[Exercise details]:
From the listing below, pull out the lines that hold "piernas".

[Raw data]:
_ _ _ _ _ _ _
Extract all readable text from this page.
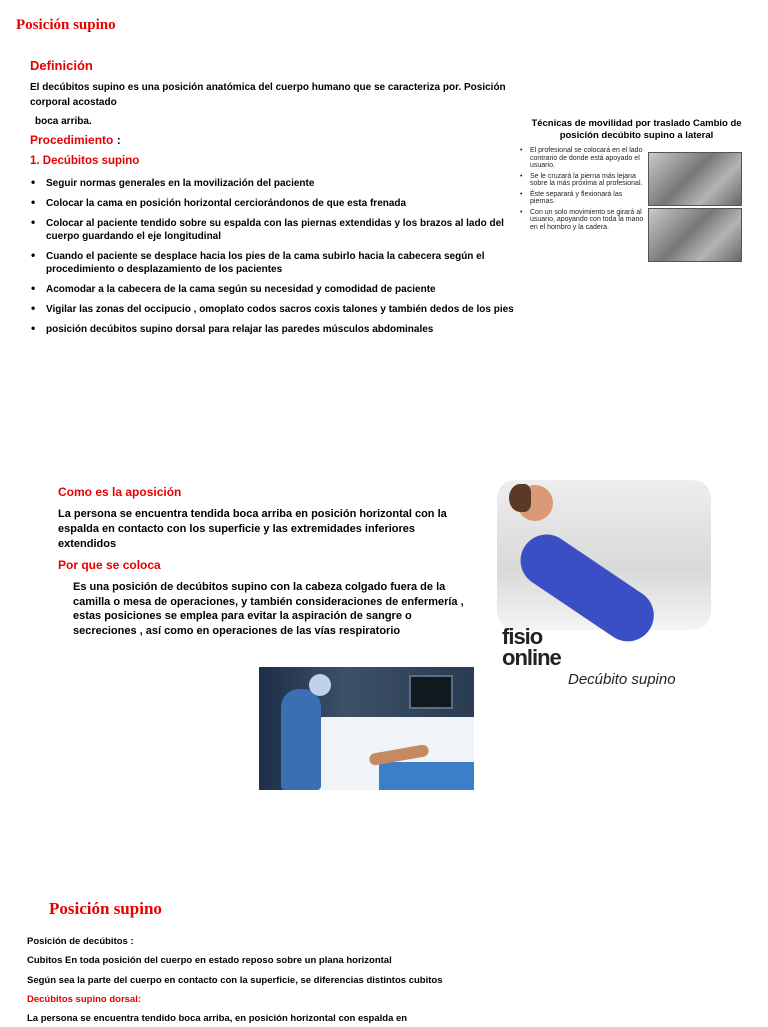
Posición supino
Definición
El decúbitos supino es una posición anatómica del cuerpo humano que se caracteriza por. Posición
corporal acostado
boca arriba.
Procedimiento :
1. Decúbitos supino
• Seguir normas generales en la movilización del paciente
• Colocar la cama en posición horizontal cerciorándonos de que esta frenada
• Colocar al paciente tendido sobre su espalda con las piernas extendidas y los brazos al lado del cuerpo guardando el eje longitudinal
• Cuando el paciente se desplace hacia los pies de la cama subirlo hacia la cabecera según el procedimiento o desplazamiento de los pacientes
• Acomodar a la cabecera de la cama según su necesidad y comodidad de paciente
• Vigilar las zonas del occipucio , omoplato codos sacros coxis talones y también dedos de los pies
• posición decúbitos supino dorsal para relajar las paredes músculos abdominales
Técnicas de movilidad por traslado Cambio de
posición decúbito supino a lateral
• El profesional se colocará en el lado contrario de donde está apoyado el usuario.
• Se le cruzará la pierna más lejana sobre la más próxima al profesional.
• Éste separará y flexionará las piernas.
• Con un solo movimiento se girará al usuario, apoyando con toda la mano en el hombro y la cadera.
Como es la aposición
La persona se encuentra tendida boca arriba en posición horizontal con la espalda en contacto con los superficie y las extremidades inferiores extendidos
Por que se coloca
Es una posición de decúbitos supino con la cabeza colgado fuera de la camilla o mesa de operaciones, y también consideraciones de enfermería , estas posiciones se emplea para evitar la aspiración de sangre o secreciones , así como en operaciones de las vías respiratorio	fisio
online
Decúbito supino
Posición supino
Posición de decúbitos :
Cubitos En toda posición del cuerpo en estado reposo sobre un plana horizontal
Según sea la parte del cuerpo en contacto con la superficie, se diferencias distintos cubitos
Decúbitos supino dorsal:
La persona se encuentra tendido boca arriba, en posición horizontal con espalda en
_ _ _ _ _ _ _
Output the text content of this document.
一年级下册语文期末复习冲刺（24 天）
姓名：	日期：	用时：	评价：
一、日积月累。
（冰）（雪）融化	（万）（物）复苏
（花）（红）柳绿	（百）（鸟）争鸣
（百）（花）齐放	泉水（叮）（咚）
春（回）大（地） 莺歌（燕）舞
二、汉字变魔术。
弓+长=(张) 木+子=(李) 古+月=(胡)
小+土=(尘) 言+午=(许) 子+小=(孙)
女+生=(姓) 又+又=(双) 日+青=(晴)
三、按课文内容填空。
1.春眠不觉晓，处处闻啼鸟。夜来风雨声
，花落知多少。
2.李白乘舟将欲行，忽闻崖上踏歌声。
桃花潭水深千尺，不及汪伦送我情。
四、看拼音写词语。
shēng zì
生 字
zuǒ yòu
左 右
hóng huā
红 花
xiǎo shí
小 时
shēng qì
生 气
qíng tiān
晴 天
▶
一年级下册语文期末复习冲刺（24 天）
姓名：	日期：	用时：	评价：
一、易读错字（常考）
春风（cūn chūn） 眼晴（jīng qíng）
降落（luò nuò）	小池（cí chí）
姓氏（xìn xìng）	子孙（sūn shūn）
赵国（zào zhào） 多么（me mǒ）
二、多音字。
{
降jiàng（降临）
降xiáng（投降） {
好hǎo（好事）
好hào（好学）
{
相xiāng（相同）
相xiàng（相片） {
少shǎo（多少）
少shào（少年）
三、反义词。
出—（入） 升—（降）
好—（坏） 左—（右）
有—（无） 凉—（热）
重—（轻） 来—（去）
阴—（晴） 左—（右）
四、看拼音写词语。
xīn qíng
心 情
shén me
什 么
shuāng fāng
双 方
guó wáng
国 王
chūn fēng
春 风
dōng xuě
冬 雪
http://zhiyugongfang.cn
_ _ _ _ _ _ _
[Exercise answer]:
• Colocar al paciente tendido sobre su espalda con las piernas extendidas y los brazos al lado del cuerpo guardando el eje longitudinal
• Éste separará y flexionará las piernas.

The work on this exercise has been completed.